_The task_
Give the data again exactly as written, skipping any pictures.

Start of Record list

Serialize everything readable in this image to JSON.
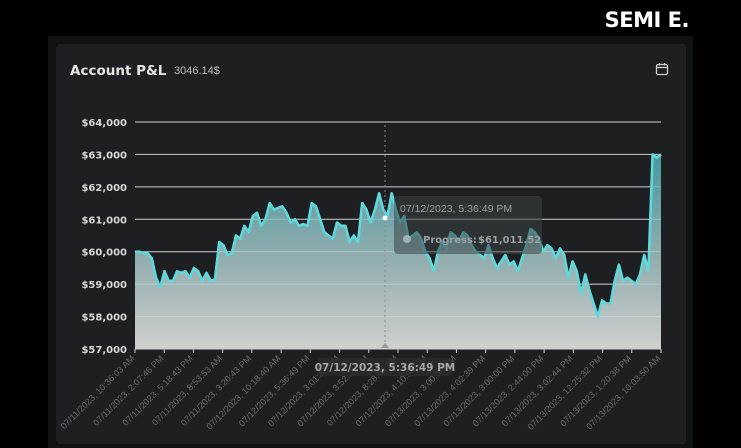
{
  "brand": "SEMI E.",
  "header": {
    "title": "Account P&L",
    "value": "3046.14$"
  },
  "tooltip": {
    "date": "07/12/2023, 5:36:49 PM",
    "label": "Progress",
    "value": "$61,011.52"
  },
  "x_crosshair_label": "07/12/2023, 5:36:49 PM",
  "colors": {
    "line": "#5fd8dc",
    "background": "#1e1f22",
    "grid": "#d0d0d0"
  },
  "chart_data": {
    "type": "area",
    "ylim": [
      57000,
      64000
    ],
    "yticks": [
      "$64,000",
      "$63,000",
      "$62,000",
      "$61,000",
      "$60,000",
      "$59,000",
      "$58,000",
      "$57,000"
    ],
    "xticks": [
      "07/11/2023, 10:36:03 AM",
      "07/11/2023, 2:07:46 PM",
      "07/11/2023, 5:18:43 PM",
      "07/11/2023, 8:53:53 AM",
      "07/11/2023, 3:20:43 PM",
      "07/12/2023, 10:18:40 AM",
      "07/12/2023, 5:36:49 PM",
      "07/12/2023, 3:01:37 PM",
      "07/12/2023, 3:52:35 PM",
      "07/12/2023, 8:28:44 AM",
      "07/12/2023, 4:10:50 PM",
      "07/13/2023, 3:00:00 PM",
      "07/13/2023, 4:02:39 PM",
      "07/13/2023, 3:00:00 PM",
      "07/13/2023, 2:44:00 PM",
      "07/13/2023, 3:02:44 PM",
      "07/13/2023, 12:25:32 PM",
      "07/13/2023, 1:20:38 PM",
      "07/13/2023, 10:03:50 AM"
    ],
    "values": [
      60000,
      60000,
      59950,
      59950,
      59800,
      59200,
      58900,
      59400,
      59100,
      59100,
      59400,
      59350,
      59400,
      59200,
      59500,
      59400,
      59100,
      59350,
      59100,
      59150,
      60300,
      60200,
      59900,
      59950,
      60500,
      60400,
      60800,
      60600,
      61100,
      61200,
      60800,
      61000,
      61500,
      61300,
      61350,
      61400,
      61200,
      60900,
      61000,
      60800,
      60850,
      60800,
      61500,
      61400,
      61000,
      60600,
      60500,
      60400,
      60900,
      60800,
      60800,
      60300,
      60500,
      60300,
      61500,
      61300,
      60900,
      61300,
      61800,
      61300,
      61100,
      61800,
      61300,
      60900,
      61100,
      60400,
      60500,
      60600,
      60400,
      60000,
      59800,
      59400,
      60000,
      60300,
      60100,
      60600,
      60500,
      60300,
      60600,
      60500,
      60200,
      60000,
      59900,
      59800,
      60200,
      59800,
      59500,
      59700,
      59900,
      59600,
      59700,
      59400,
      59800,
      60200,
      60700,
      60600,
      60400,
      60000,
      60200,
      60100,
      59800,
      60100,
      59900,
      59200,
      59700,
      59400,
      58700,
      59300,
      58800,
      58400,
      58000,
      58500,
      58400,
      58400,
      59100,
      59600,
      59100,
      59200,
      59100,
      59000,
      59300,
      59900,
      59400,
      63000,
      62900,
      63000
    ]
  }
}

End of Record list

_Written answer_
Serialize everything readable in this image to JSON.
{
  "brand": "SEMI E.",
  "header": {
    "title": "Account P&L",
    "value": "3046.14$"
  },
  "tooltip": {
    "date": "07/12/2023, 5:36:49 PM",
    "label": "Progress",
    "value": "$61,011.52"
  },
  "x_crosshair_label": "07/12/2023, 5:36:49 PM",
  "colors": {
    "line": "#5fd8dc",
    "background": "#1e1f22",
    "grid": "#d0d0d0"
  },
  "chart_data": {
    "type": "area",
    "ylim": [
      57000,
      64000
    ],
    "yticks": [
      "$64,000",
      "$63,000",
      "$62,000",
      "$61,000",
      "$60,000",
      "$59,000",
      "$58,000",
      "$57,000"
    ],
    "xticks": [
      "07/11/2023, 10:36:03 AM",
      "07/11/2023, 2:07:46 PM",
      "07/11/2023, 5:18:43 PM",
      "07/11/2023, 8:53:53 AM",
      "07/11/2023, 3:20:43 PM",
      "07/12/2023, 10:18:40 AM",
      "07/12/2023, 5:36:49 PM",
      "07/12/2023, 3:01:37 PM",
      "07/12/2023, 3:52:35 PM",
      "07/12/2023, 8:28:44 AM",
      "07/12/2023, 4:10:50 PM",
      "07/13/2023, 3:00:00 PM",
      "07/13/2023, 4:02:39 PM",
      "07/13/2023, 3:00:00 PM",
      "07/13/2023, 2:44:00 PM",
      "07/13/2023, 3:02:44 PM",
      "07/13/2023, 12:25:32 PM",
      "07/13/2023, 1:20:38 PM",
      "07/13/2023, 10:03:50 AM"
    ],
    "values": [
      60000,
      60000,
      59950,
      59950,
      59800,
      59200,
      58900,
      59400,
      59100,
      59100,
      59400,
      59350,
      59400,
      59200,
      59500,
      59400,
      59100,
      59350,
      59100,
      59150,
      60300,
      60200,
      59900,
      59950,
      60500,
      60400,
      60800,
      60600,
      61100,
      61200,
      60800,
      61000,
      61500,
      61300,
      61350,
      61400,
      61200,
      60900,
      61000,
      60800,
      60850,
      60800,
      61500,
      61400,
      61000,
      60600,
      60500,
      60400,
      60900,
      60800,
      60800,
      60300,
      60500,
      60300,
      61500,
      61300,
      60900,
      61300,
      61800,
      61300,
      61100,
      61800,
      61300,
      60900,
      61100,
      60400,
      60500,
      60600,
      60400,
      60000,
      59800,
      59400,
      60000,
      60300,
      60100,
      60600,
      60500,
      60300,
      60600,
      60500,
      60200,
      60000,
      59900,
      59800,
      60200,
      59800,
      59500,
      59700,
      59900,
      59600,
      59700,
      59400,
      59800,
      60200,
      60700,
      60600,
      60400,
      60000,
      60200,
      60100,
      59800,
      60100,
      59900,
      59200,
      59700,
      59400,
      58700,
      59300,
      58800,
      58400,
      58000,
      58500,
      58400,
      58400,
      59100,
      59600,
      59100,
      59200,
      59100,
      59000,
      59300,
      59900,
      59400,
      63000,
      62900,
      63000
    ]
  }
}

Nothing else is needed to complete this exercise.